◆ **Short task**: Tell how many lines in the data below hold the string "JSON"; give nothing but the number.

Extracted data entries
───
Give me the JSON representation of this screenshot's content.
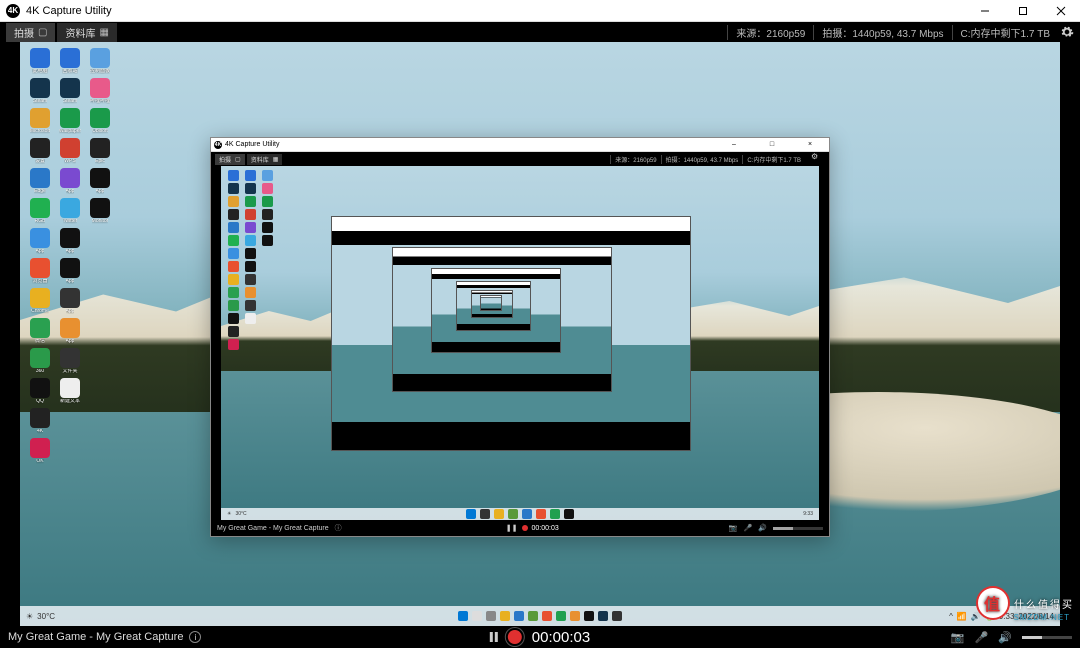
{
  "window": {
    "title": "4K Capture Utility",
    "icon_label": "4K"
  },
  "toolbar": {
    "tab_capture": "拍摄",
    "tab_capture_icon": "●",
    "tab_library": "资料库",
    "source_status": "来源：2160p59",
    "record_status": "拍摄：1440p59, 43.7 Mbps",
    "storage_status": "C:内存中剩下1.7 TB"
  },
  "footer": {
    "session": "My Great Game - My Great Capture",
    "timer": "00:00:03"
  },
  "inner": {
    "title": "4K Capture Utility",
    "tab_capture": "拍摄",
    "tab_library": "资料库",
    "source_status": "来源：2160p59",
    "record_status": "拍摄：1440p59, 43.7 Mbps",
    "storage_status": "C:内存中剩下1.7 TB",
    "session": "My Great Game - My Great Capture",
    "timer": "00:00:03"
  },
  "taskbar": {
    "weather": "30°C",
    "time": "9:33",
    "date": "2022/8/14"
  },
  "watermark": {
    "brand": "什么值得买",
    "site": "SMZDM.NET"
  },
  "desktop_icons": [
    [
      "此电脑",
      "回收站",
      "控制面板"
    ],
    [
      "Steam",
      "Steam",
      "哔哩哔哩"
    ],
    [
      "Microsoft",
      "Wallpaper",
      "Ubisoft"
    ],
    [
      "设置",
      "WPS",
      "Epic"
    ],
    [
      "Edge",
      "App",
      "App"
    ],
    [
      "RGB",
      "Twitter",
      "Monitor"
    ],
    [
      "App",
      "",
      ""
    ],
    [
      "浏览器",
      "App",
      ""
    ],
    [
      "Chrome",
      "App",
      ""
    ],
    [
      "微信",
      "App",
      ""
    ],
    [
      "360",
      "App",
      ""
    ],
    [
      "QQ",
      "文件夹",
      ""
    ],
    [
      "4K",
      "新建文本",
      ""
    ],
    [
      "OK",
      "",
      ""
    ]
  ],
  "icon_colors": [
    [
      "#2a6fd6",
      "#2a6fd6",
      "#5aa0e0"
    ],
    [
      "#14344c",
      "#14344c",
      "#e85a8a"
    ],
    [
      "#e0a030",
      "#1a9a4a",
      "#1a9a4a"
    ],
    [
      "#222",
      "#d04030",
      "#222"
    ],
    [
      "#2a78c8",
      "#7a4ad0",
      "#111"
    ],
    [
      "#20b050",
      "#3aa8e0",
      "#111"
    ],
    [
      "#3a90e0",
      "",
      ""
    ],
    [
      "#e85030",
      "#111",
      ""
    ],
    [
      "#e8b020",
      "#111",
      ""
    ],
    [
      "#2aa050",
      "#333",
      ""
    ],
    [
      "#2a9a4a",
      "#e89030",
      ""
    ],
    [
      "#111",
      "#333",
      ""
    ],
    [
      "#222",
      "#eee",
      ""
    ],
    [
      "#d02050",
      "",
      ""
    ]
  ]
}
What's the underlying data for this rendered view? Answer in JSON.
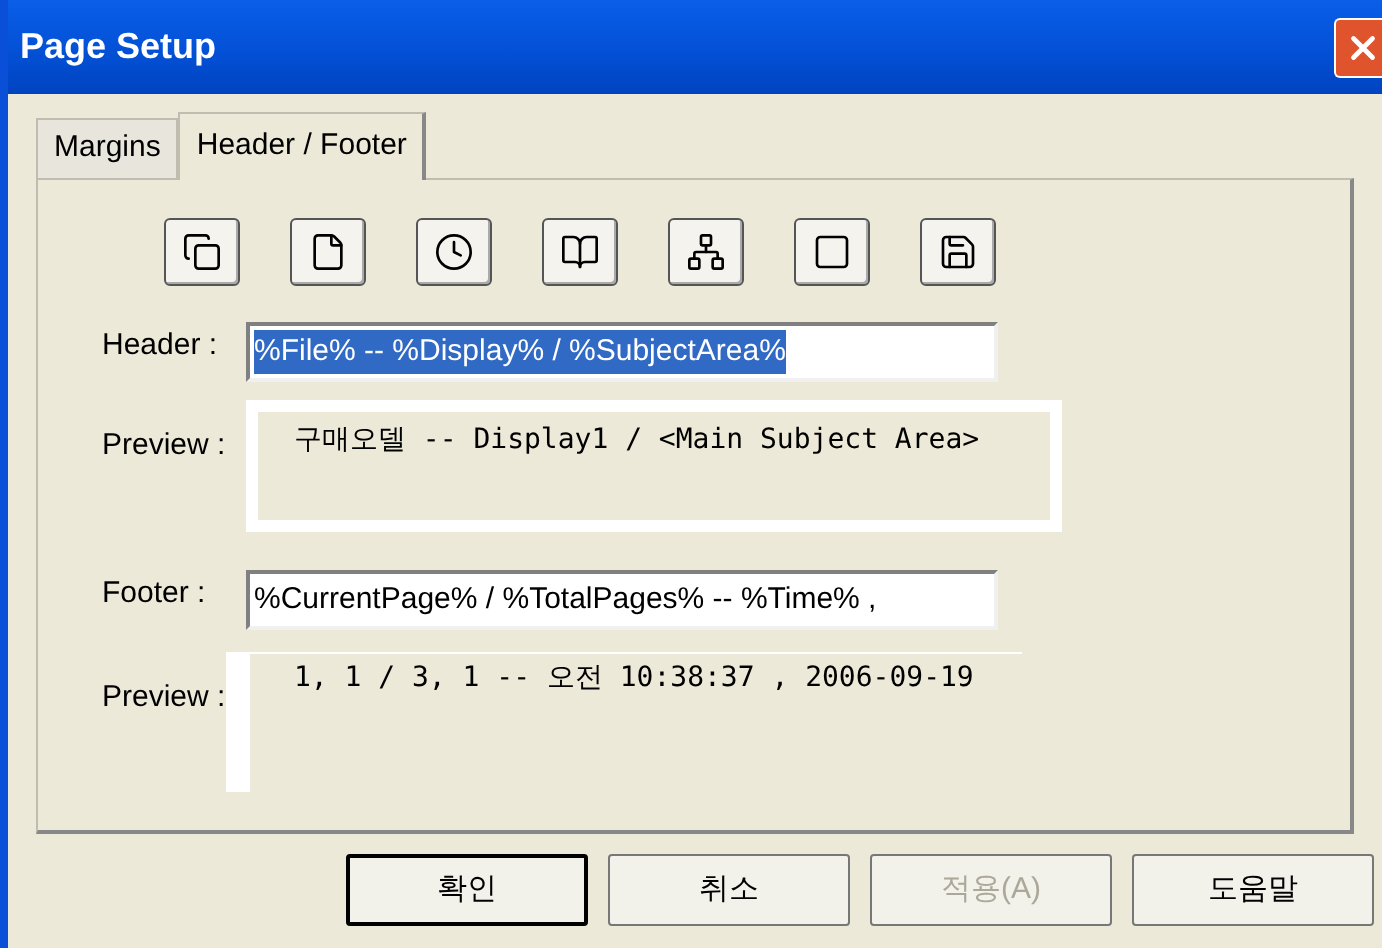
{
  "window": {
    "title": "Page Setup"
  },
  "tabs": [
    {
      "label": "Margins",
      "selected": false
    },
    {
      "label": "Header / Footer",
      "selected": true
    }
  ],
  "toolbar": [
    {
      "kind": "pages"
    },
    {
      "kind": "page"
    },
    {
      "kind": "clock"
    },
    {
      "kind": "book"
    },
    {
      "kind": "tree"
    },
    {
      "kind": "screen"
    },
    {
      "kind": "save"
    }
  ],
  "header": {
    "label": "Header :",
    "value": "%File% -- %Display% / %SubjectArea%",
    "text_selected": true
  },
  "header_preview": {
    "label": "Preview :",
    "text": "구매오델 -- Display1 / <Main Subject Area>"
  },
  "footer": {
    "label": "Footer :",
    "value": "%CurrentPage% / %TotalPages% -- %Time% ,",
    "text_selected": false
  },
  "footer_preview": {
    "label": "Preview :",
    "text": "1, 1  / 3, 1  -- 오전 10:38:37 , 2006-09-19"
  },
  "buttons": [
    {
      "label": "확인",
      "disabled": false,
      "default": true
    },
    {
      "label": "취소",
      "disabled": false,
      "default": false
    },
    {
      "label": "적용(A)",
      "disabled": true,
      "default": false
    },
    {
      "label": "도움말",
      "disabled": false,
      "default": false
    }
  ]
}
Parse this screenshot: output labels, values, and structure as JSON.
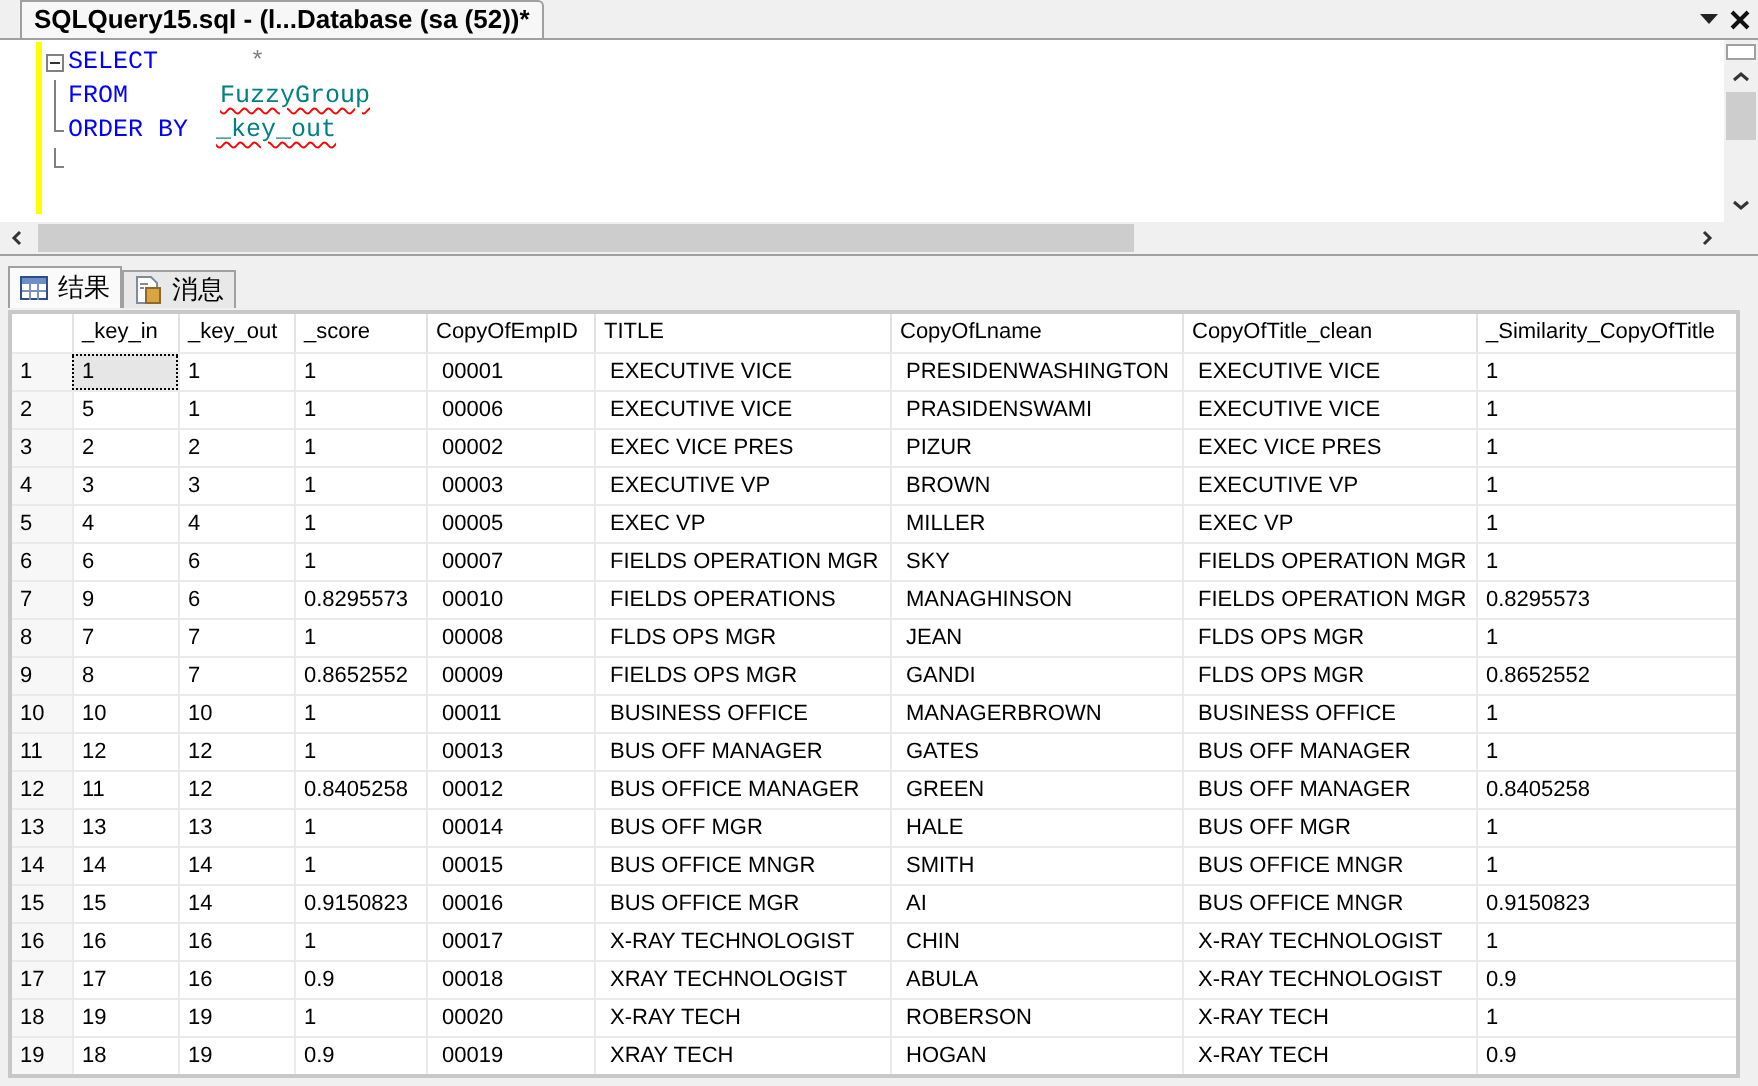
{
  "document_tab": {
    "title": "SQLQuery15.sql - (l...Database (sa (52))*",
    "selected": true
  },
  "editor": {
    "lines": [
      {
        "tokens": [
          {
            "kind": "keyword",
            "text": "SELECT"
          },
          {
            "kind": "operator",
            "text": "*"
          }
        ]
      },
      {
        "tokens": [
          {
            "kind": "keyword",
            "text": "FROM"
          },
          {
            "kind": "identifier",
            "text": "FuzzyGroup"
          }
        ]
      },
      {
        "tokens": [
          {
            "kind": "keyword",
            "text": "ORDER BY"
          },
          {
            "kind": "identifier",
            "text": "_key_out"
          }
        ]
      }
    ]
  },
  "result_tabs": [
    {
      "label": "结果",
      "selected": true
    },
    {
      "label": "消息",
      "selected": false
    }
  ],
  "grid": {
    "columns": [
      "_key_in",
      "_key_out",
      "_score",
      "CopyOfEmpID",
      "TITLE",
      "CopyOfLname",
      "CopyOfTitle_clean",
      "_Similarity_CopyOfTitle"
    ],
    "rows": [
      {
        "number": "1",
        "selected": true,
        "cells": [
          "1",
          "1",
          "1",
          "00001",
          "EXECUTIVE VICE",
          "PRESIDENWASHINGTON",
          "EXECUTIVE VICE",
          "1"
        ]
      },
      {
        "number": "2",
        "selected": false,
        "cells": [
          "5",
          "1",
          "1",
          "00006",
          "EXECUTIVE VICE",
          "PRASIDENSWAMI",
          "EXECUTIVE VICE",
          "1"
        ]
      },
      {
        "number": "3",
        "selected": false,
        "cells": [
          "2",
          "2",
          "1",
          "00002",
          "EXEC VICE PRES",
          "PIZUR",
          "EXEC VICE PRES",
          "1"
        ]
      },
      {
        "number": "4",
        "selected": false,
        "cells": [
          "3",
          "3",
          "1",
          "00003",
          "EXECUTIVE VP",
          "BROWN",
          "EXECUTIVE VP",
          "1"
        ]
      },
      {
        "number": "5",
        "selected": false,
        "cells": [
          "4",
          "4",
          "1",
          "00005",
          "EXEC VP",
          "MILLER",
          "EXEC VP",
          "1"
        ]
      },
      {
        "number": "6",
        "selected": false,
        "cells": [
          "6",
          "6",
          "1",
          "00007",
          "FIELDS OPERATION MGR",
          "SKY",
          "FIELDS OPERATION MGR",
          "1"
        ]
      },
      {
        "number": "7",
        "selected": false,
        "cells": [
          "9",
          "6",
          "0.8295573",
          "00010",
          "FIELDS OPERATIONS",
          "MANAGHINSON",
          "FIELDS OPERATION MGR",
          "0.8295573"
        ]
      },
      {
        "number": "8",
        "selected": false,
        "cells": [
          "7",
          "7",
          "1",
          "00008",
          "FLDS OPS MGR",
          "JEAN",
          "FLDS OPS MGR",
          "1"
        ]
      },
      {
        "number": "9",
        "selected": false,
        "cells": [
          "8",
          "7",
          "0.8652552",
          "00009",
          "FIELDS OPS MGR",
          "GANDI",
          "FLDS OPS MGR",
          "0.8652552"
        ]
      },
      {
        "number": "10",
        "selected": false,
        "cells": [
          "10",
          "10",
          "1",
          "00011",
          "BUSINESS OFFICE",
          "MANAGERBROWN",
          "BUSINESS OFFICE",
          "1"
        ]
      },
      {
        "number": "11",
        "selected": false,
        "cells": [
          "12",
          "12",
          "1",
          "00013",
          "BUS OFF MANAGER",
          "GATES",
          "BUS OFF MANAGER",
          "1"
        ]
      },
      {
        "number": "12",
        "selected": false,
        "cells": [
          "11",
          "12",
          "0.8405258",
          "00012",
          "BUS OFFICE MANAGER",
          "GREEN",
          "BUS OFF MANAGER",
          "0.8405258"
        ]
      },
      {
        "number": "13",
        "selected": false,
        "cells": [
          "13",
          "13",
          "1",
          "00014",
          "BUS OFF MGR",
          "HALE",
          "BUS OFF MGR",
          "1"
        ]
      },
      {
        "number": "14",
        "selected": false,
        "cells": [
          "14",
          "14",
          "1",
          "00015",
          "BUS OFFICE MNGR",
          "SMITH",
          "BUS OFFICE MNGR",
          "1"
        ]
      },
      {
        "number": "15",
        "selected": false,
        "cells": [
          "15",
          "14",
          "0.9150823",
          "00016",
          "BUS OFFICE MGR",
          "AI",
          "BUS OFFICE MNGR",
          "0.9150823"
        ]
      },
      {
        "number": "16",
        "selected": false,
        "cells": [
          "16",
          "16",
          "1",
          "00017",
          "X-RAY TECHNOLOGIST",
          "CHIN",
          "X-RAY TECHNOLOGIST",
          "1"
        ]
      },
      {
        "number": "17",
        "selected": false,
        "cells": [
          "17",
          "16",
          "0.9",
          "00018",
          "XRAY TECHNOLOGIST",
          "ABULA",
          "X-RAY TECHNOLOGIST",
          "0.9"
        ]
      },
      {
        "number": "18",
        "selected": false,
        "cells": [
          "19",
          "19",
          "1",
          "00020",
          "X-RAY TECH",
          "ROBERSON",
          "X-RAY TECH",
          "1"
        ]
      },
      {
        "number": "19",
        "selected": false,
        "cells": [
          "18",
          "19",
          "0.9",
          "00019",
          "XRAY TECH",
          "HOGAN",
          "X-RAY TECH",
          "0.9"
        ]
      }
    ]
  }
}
───
◆ **Solution**: 3